* _EXERCISE_
Give the listing again in full, exactly as written.

>> start GIVEN INFORMATION

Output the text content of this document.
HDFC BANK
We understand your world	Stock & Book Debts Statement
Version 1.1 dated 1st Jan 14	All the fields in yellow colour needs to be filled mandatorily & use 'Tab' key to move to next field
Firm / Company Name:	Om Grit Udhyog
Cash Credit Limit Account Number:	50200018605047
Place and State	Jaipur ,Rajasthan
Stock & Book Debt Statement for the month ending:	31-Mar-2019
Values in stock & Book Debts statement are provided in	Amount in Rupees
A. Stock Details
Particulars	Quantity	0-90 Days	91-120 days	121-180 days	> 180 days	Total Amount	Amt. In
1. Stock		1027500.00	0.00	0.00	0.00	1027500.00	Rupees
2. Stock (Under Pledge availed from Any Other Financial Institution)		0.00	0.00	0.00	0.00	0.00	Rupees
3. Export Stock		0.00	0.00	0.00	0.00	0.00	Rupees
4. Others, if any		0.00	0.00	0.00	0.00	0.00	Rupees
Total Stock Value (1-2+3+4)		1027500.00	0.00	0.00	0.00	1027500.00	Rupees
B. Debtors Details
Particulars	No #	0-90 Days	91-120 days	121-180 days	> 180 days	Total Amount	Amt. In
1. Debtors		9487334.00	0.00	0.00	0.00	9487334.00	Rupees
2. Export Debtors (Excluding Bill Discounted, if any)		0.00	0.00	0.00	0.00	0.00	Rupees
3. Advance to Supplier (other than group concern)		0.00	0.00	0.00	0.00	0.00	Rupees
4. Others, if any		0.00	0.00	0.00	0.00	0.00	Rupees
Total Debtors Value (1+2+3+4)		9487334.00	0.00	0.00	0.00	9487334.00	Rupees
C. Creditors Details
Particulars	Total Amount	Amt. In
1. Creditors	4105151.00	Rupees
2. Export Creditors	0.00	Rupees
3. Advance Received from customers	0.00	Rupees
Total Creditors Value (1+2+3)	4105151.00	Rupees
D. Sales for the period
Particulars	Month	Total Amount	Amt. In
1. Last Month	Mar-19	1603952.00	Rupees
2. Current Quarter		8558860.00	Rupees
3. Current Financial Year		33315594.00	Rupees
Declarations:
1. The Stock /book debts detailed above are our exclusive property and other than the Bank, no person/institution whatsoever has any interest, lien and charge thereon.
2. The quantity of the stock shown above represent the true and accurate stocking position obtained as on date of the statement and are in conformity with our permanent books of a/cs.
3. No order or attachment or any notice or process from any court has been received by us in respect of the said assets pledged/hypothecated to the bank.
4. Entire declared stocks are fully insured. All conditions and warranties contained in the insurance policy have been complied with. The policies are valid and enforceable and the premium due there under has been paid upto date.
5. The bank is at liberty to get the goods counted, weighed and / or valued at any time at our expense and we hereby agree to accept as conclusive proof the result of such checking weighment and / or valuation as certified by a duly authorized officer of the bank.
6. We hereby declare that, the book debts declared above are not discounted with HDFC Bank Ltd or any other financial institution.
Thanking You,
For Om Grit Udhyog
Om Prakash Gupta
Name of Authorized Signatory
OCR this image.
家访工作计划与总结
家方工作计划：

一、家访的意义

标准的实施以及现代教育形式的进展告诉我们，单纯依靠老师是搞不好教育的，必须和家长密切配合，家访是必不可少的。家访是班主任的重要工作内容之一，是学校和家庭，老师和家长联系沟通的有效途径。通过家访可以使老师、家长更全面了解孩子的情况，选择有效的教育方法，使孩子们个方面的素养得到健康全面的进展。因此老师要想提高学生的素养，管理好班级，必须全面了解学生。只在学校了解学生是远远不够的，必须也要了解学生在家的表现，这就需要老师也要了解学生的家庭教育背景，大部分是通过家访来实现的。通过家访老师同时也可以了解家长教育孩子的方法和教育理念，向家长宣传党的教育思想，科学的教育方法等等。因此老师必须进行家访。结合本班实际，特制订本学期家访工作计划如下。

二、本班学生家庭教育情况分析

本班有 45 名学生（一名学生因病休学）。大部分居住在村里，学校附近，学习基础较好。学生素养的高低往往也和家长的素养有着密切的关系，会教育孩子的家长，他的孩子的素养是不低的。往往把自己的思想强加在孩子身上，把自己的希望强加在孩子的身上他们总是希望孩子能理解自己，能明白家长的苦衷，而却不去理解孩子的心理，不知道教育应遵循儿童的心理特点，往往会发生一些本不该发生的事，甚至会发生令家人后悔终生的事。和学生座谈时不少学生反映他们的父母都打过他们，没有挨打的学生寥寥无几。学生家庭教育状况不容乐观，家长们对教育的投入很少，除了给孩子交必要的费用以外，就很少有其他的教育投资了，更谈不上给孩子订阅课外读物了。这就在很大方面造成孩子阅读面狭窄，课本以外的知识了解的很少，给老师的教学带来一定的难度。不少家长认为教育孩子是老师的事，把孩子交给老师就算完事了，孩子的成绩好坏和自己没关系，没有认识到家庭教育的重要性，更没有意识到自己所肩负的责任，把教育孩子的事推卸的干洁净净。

>> end GIVEN INFORMATION

* _FULL SOLUTION_
Output the text content of this document.
HDFC BANK
We understand your world	Stock & Book Debts Statement
Version 1.1 dated 1st Jan 14	All the fields in yellow colour needs to be filled mandatorily & use 'Tab' key to move to next field
Firm / Company Name:	Om Grit Udhyog
Cash Credit Limit Account Number:	50200018605047
Place and State	Jaipur ,Rajasthan
Stock & Book Debt Statement for the month ending:	31-Mar-2019
Values in stock & Book Debts statement are provided in	Amount in Rupees
A. Stock Details
Particulars	Quantity	0-90 Days	91-120 days	121-180 days	> 180 days	Total Amount	Amt. In
1. Stock		1027500.00	0.00	0.00	0.00	1027500.00	Rupees
2. Stock (Under Pledge availed from Any Other Financial Institution)		0.00	0.00	0.00	0.00	0.00	Rupees
3. Export Stock		0.00	0.00	0.00	0.00	0.00	Rupees
4. Others, if any		0.00	0.00	0.00	0.00	0.00	Rupees
Total Stock Value (1-2+3+4)		1027500.00	0.00	0.00	0.00	1027500.00	Rupees
B. Debtors Details
Particulars	No #	0-90 Days	91-120 days	121-180 days	> 180 days	Total Amount	Amt. In
1. Debtors		9487334.00	0.00	0.00	0.00	9487334.00	Rupees
2. Export Debtors (Excluding Bill Discounted, if any)		0.00	0.00	0.00	0.00	0.00	Rupees
3. Advance to Supplier (other than group concern)		0.00	0.00	0.00	0.00	0.00	Rupees
4. Others, if any		0.00	0.00	0.00	0.00	0.00	Rupees
Total Debtors Value (1+2+3+4)		9487334.00	0.00	0.00	0.00	9487334.00	Rupees
C. Creditors Details
Particulars	Total Amount	Amt. In
1. Creditors	4105151.00	Rupees
2. Export Creditors	0.00	Rupees
3. Advance Received from customers	0.00	Rupees
Total Creditors Value (1+2+3)	4105151.00	Rupees
D. Sales for the period
Particulars	Month	Total Amount	Amt. In
1. Last Month	Mar-19	1603952.00	Rupees
2. Current Quarter		8558860.00	Rupees
3. Current Financial Year		33315594.00	Rupees
Declarations:
1. The Stock /book debts detailed above are our exclusive property and other than the Bank, no person/institution whatsoever has any interest, lien and charge thereon.
2. The quantity of the stock shown above represent the true and accurate stocking position obtained as on date of the statement and are in conformity with our permanent books of a/cs.
3. No order or attachment or any notice or process from any court has been received by us in respect of the said assets pledged/hypothecated to the bank.
4. Entire declared stocks are fully insured. All conditions and warranties contained in the insurance policy have been complied with. The policies are valid and enforceable and the premium due there under has been paid upto date.
5. The bank is at liberty to get the goods counted, weighed and / or valued at any time at our expense and we hereby agree to accept as conclusive proof the result of such checking weighment and / or valuation as certified by a duly authorized officer of the bank.
6. We hereby declare that, the book debts declared above are not discounted with HDFC Bank Ltd or any other financial institution.
Thanking You,
For Om Grit Udhyog
Om Prakash Gupta
Name of Authorized Signatory
OCR this image.
家访工作计划与总结
家方工作计划：

一、家访的意义

标准的实施以及现代教育形式的进展告诉我们，单纯依靠老师是搞不好教育的，必须和家长密切配合，家访是必不可少的。家访是班主任的重要工作内容之一，是学校和家庭，老师和家长联系沟通的有效途径。通过家访可以使老师、家长更全面了解孩子的情况，选择有效的教育方法，使孩子们个方面的素养得到健康全面的进展。因此老师要想提高学生的素养，管理好班级，必须全面了解学生。只在学校了解学生是远远不够的，必须也要了解学生在家的表现，这就需要老师也要了解学生的家庭教育背景，大部分是通过家访来实现的。通过家访老师同时也可以了解家长教育孩子的方法和教育理念，向家长宣传党的教育思想，科学的教育方法等等。因此老师必须进行家访。结合本班实际，特制订本学期家访工作计划如下。

二、本班学生家庭教育情况分析

本班有 45 名学生（一名学生因病休学）。大部分居住在村里，学校附近，学习基础较好。学生素养的高低往往也和家长的素养有着密切的关系，会教育孩子的家长，他的孩子的素养是不低的。往往把自己的思想强加在孩子身上，把自己的希望强加在孩子的身上他们总是希望孩子能理解自己，能明白家长的苦衷，而却不去理解孩子的心理，不知道教育应遵循儿童的心理特点，往往会发生一些本不该发生的事，甚至会发生令家人后悔终生的事。和学生座谈时不少学生反映他们的父母都打过他们，没有挨打的学生寥寥无几。学生家庭教育状况不容乐观，家长们对教育的投入很少，除了给孩子交必要的费用以外，就很少有其他的教育投资了，更谈不上给孩子订阅课外读物了。这就在很大方面造成孩子阅读面狭窄，课本以外的知识了解的很少，给老师的教学带来一定的难度。不少家长认为教育孩子是老师的事，把孩子交给老师就算完事了，孩子的成绩好坏和自己没关系，没有认识到家庭教育的重要性，更没有意识到自己所肩负的责任，把教育孩子的事推卸的干洁净净。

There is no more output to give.